Request: Repeat the lines of the listing word for word, starting with the line that contains "legend-swatch bbox=[254, 74, 259, 80]" and going on through the line that contains "x-tick-label: Jan '21", with both of those lines included.

Working data:
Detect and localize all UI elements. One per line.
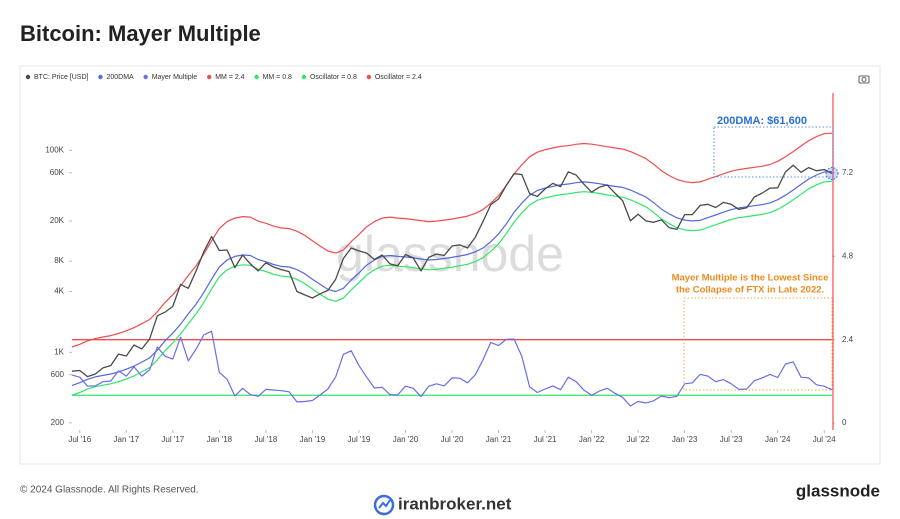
legend-swatch bbox=[254, 74, 259, 80]
x-tick-label: Jul '24 bbox=[813, 435, 836, 444]
series-line bbox=[71, 132, 833, 348]
series-line bbox=[71, 330, 833, 407]
y-tick-label: 8K bbox=[54, 256, 64, 265]
annotation: 200DMA: $61,600 bbox=[717, 115, 807, 127]
chart-title: Bitcoin: Mayer Multiple bbox=[20, 21, 261, 46]
x-tick-label: Jan '21 bbox=[486, 435, 512, 444]
x-tick-label: Jul '21 bbox=[534, 435, 557, 444]
x-tick-label: Jan '22 bbox=[579, 435, 605, 444]
x-tick-label: Jul '17 bbox=[161, 435, 184, 444]
x-tick-label: Jul '20 bbox=[441, 435, 464, 444]
y-tick-label: 100K bbox=[45, 145, 64, 154]
y2-tick-label: 0 bbox=[842, 418, 847, 427]
legend-label: Oscillator = 0.8 bbox=[310, 74, 357, 81]
series-line bbox=[71, 180, 833, 396]
legend-label: MM = 2.4 bbox=[215, 74, 244, 81]
camera-icon[interactable] bbox=[858, 75, 870, 84]
legend-swatch bbox=[143, 74, 148, 80]
x-tick-label: Jul '18 bbox=[254, 435, 277, 444]
x-tick-label: Jul '16 bbox=[68, 435, 91, 444]
annotation: the Collapse of FTX in Late 2022. bbox=[676, 285, 824, 296]
site-name: iranbroker.net bbox=[398, 494, 512, 513]
copyright: © 2024 Glassnode. All Rights Reserved. bbox=[20, 485, 199, 496]
y-tick-label: 1K bbox=[54, 347, 64, 356]
legend-label: Oscillator = 2.4 bbox=[375, 74, 422, 81]
legend-swatch bbox=[25, 74, 31, 80]
chart-card bbox=[19, 65, 881, 465]
annotation-box bbox=[683, 297, 833, 391]
y2-tick-label: 4.8 bbox=[842, 251, 854, 260]
x-tick-label: Jan '20 bbox=[393, 435, 419, 444]
x-tick-label: Jan '18 bbox=[207, 435, 233, 444]
site-logo bbox=[373, 494, 395, 516]
y2-tick-label: 2.4 bbox=[842, 335, 854, 344]
y-tick-label: 20K bbox=[50, 216, 65, 225]
legend-label: 200DMA bbox=[106, 74, 134, 81]
legend-label: Mayer Multiple bbox=[152, 74, 198, 81]
legend-swatch bbox=[301, 74, 307, 80]
y-tick-label: 200 bbox=[51, 418, 65, 427]
x-tick-label: Jan '23 bbox=[672, 435, 698, 444]
y-tick-label: 4K bbox=[54, 287, 64, 296]
legend-label: MM = 0.8 bbox=[263, 74, 292, 81]
y-tick-label: 600 bbox=[51, 370, 65, 379]
x-tick-label: Jan '24 bbox=[765, 435, 791, 444]
x-tick-label: Jul '22 bbox=[627, 435, 650, 444]
series-line bbox=[71, 164, 833, 378]
x-tick-label: Jan '17 bbox=[114, 435, 140, 444]
legend-label: BTC: Price [USD] bbox=[34, 74, 89, 81]
y-tick-label: 60K bbox=[50, 168, 65, 177]
annotation: Mayer Multiple is the Lowest Since bbox=[672, 273, 829, 284]
x-tick-label: Jan '19 bbox=[300, 435, 326, 444]
x-tick-label: Jul '19 bbox=[348, 435, 371, 444]
series-line bbox=[71, 171, 833, 386]
legend-swatch bbox=[98, 74, 103, 80]
brand: glassnode bbox=[796, 481, 880, 500]
watermark: glassnode bbox=[336, 226, 564, 282]
legend-swatch bbox=[207, 74, 212, 80]
x-tick-label: Jul '23 bbox=[720, 435, 743, 444]
highlight-point bbox=[825, 167, 839, 181]
annotation-box bbox=[713, 126, 834, 178]
legend-swatch bbox=[366, 74, 372, 80]
y2-tick-label: 7.2 bbox=[842, 168, 854, 177]
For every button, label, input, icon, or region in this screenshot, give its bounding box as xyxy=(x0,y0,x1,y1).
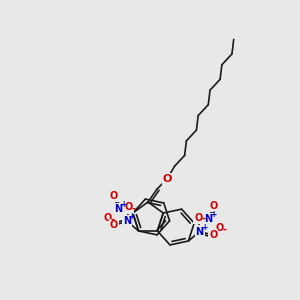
Text: O: O xyxy=(110,191,118,201)
Text: O: O xyxy=(163,174,172,184)
Text: O: O xyxy=(194,212,202,223)
Text: -: - xyxy=(201,214,206,224)
Text: O: O xyxy=(104,213,112,223)
Text: O: O xyxy=(209,201,218,211)
Text: +: + xyxy=(120,200,126,209)
Text: +: + xyxy=(210,210,216,219)
Text: N: N xyxy=(196,226,204,236)
Text: +: + xyxy=(129,212,135,221)
Text: -: - xyxy=(222,224,226,234)
Text: O: O xyxy=(124,202,133,212)
Text: N: N xyxy=(204,214,212,224)
Text: -: - xyxy=(111,214,115,224)
Text: N: N xyxy=(123,217,131,226)
Text: O: O xyxy=(215,224,223,233)
Text: -: - xyxy=(131,203,136,214)
Text: N: N xyxy=(115,204,123,214)
Text: O: O xyxy=(110,220,118,230)
Text: O: O xyxy=(209,230,218,240)
Text: +: + xyxy=(201,223,207,232)
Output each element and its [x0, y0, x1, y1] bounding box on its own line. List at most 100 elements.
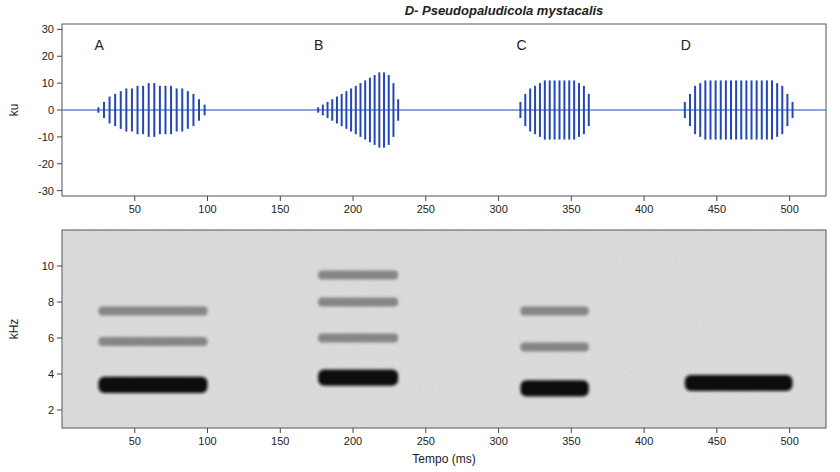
pulse	[103, 102, 105, 118]
y-tick	[57, 163, 62, 164]
figure: D- Pseudopaludicola mystacalis-30-20-100…	[0, 0, 840, 472]
pulse	[554, 80, 556, 139]
x-tick	[571, 428, 572, 433]
pulse	[355, 86, 357, 134]
pulse	[549, 80, 551, 139]
x-tick-label: 500	[780, 203, 798, 215]
x-tick-label: 450	[708, 203, 726, 215]
pulse	[578, 83, 580, 137]
pulse	[756, 80, 758, 139]
y-tick	[57, 374, 62, 375]
pulse	[187, 91, 189, 129]
pulse	[392, 83, 394, 137]
pulse	[322, 105, 324, 116]
y-tick-label: 6	[48, 332, 54, 344]
y-tick	[57, 410, 62, 411]
plot-background	[62, 24, 826, 196]
pulse	[781, 86, 783, 134]
x-tick-label: 500	[780, 435, 798, 447]
plot-frame	[62, 24, 826, 196]
pulse	[699, 83, 701, 137]
y-tick	[57, 190, 62, 191]
pulse	[745, 80, 747, 139]
x-tick-label: 250	[417, 203, 435, 215]
y-axis-title: kHz	[7, 319, 21, 340]
x-tick	[425, 196, 426, 201]
harmonic-band	[318, 271, 398, 280]
pulse	[204, 105, 206, 116]
y-tick-label: 2	[48, 404, 54, 416]
pulse	[792, 102, 794, 118]
y-tick-label: 0	[48, 104, 54, 116]
x-tick-label: 200	[344, 203, 362, 215]
pulse	[720, 80, 722, 139]
pulse	[336, 97, 338, 124]
title: D- Pseudopaludicola mystacalis	[405, 3, 604, 18]
y-tick-label: -30	[38, 185, 54, 197]
x-tick-label: 50	[129, 203, 141, 215]
pulse	[771, 80, 773, 139]
pulse	[345, 91, 347, 129]
x-tick-label: 100	[198, 435, 216, 447]
y-tick	[57, 110, 62, 111]
pulse	[397, 99, 399, 121]
y-tick	[57, 56, 62, 57]
y-axis-title: ku	[7, 104, 21, 117]
pulse	[198, 99, 200, 121]
dominant-band	[98, 377, 207, 393]
pulse	[331, 99, 333, 121]
pulse	[761, 80, 763, 139]
x-tick	[716, 196, 717, 201]
x-tick	[207, 428, 208, 433]
pulse	[573, 80, 575, 139]
pulse	[776, 83, 778, 137]
x-tick	[280, 428, 281, 433]
x-tick	[498, 428, 499, 433]
pulse	[350, 89, 352, 132]
pulse	[740, 80, 742, 139]
marks-0	[62, 72, 826, 147]
pulse	[374, 75, 376, 145]
pulse	[558, 80, 560, 139]
y-tick-label: -10	[38, 131, 54, 143]
pulse	[148, 83, 150, 137]
pulse	[529, 89, 531, 132]
plot-frame	[62, 230, 826, 428]
pulse	[153, 83, 155, 137]
x-tick	[571, 196, 572, 201]
x-tick-label: 450	[708, 435, 726, 447]
y-tick	[57, 136, 62, 137]
pulse	[684, 102, 686, 118]
pulse	[181, 89, 183, 132]
y-tick-label: 10	[42, 260, 54, 272]
x-tick	[134, 428, 135, 433]
x-tick	[280, 196, 281, 201]
harmonic-band	[520, 343, 588, 352]
pulse	[704, 80, 706, 139]
y-tick-label: 8	[48, 296, 54, 308]
pulse	[751, 80, 753, 139]
harmonic-band	[98, 307, 207, 316]
x-tick-label: 150	[271, 203, 289, 215]
pulse	[689, 94, 691, 126]
x-axis-title: Tempo (ms)	[412, 452, 475, 466]
harmonic-band	[520, 307, 588, 316]
pulse	[725, 80, 727, 139]
y-tick-label: 30	[42, 23, 54, 35]
pulse	[97, 107, 99, 112]
dominant-band	[318, 370, 398, 386]
axes-0: -30-20-100102030501001502002503003504004…	[7, 23, 799, 215]
pulse	[534, 86, 536, 134]
dominant-band	[685, 375, 793, 391]
x-tick-label: 50	[129, 435, 141, 447]
pulse	[544, 80, 546, 139]
x-tick	[789, 196, 790, 201]
y-tick	[57, 29, 62, 30]
pulse	[120, 91, 122, 129]
axes-1: 24681050100150200250300350400450500kHz	[7, 260, 799, 447]
x-tick-label: 300	[489, 435, 507, 447]
x-tick-label: 150	[271, 435, 289, 447]
pulse	[539, 83, 541, 137]
pulse	[378, 72, 380, 147]
x-tick-label: 250	[417, 435, 435, 447]
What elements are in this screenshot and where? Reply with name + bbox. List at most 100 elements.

Expected answer:
legend-swatch bbox=[254, 74, 259, 80]
x-tick-label: Jul '24 bbox=[813, 435, 836, 444]
series-line bbox=[71, 132, 833, 348]
series-line bbox=[71, 330, 833, 407]
y-tick-label: 8K bbox=[54, 256, 64, 265]
annotation: 200DMA: $61,600 bbox=[717, 115, 807, 127]
chart-title: Bitcoin: Mayer Multiple bbox=[20, 21, 261, 46]
x-tick-label: Jan '21 bbox=[486, 435, 512, 444]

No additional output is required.